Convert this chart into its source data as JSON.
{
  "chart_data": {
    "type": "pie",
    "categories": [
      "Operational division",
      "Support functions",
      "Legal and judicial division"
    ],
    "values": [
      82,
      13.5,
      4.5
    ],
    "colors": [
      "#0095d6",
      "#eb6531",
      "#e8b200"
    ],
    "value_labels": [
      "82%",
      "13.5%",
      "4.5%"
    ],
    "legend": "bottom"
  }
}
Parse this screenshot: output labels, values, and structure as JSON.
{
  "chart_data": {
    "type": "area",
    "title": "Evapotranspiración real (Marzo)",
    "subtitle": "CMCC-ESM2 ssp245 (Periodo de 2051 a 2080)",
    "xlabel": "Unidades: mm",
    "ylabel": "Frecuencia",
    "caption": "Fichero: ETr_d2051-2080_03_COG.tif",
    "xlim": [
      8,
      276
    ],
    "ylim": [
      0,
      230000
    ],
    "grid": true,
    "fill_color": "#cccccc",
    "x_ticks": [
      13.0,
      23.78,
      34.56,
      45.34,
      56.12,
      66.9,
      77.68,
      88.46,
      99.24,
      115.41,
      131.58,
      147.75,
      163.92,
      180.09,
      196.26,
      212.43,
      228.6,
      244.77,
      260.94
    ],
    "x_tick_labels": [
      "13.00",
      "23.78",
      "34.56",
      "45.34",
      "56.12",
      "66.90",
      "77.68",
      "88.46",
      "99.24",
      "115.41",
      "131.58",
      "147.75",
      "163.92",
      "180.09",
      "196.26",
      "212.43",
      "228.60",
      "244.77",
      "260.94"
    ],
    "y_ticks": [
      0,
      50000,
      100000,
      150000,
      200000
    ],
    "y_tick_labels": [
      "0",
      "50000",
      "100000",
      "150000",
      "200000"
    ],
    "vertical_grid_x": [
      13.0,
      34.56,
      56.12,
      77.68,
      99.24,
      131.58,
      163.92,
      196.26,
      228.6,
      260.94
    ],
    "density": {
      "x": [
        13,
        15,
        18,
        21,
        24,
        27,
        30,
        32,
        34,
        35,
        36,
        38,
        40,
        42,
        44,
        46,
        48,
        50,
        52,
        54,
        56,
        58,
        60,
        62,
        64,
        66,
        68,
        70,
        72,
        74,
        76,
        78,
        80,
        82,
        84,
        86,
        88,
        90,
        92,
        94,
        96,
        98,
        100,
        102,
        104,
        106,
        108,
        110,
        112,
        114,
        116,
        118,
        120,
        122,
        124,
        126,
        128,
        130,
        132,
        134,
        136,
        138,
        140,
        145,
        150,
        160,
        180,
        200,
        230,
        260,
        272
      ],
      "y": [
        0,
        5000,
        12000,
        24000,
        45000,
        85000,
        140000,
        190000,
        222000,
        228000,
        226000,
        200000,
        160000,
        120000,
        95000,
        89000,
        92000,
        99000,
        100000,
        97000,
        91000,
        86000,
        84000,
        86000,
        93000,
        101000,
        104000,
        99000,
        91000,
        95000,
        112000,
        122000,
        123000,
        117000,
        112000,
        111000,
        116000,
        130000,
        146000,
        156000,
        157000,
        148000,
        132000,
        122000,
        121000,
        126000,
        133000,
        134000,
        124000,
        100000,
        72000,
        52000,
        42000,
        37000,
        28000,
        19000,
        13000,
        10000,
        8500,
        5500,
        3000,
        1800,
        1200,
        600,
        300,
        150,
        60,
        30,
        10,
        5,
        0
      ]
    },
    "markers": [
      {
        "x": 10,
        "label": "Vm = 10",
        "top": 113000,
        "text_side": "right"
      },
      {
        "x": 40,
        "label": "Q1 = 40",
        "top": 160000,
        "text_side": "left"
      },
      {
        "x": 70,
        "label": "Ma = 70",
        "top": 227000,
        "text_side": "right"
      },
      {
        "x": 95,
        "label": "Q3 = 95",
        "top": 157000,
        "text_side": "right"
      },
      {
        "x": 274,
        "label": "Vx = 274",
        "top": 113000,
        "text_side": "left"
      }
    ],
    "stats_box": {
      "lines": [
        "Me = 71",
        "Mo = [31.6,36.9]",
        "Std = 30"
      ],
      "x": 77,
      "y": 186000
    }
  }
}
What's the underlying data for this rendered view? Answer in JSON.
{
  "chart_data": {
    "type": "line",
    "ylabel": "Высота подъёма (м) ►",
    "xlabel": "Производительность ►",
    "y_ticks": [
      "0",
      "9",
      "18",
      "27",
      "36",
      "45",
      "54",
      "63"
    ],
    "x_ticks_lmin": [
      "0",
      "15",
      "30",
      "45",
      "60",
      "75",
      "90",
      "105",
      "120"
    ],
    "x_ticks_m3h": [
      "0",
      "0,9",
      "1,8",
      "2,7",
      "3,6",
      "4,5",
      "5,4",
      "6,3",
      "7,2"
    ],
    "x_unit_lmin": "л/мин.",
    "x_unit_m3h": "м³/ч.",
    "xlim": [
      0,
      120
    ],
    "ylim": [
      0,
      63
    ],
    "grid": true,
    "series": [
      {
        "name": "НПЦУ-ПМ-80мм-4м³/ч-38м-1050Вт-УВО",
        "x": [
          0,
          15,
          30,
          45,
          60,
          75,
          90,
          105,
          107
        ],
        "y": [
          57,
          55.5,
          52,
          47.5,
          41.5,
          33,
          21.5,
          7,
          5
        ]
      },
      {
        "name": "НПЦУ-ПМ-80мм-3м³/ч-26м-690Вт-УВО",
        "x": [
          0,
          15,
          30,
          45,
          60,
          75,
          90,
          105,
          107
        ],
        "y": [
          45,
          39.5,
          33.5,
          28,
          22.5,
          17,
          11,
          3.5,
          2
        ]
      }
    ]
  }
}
--------------------
### What the task requires
Looking at the records above, work out how many lines include the string "values". Give the number and nothing else.

### Result
2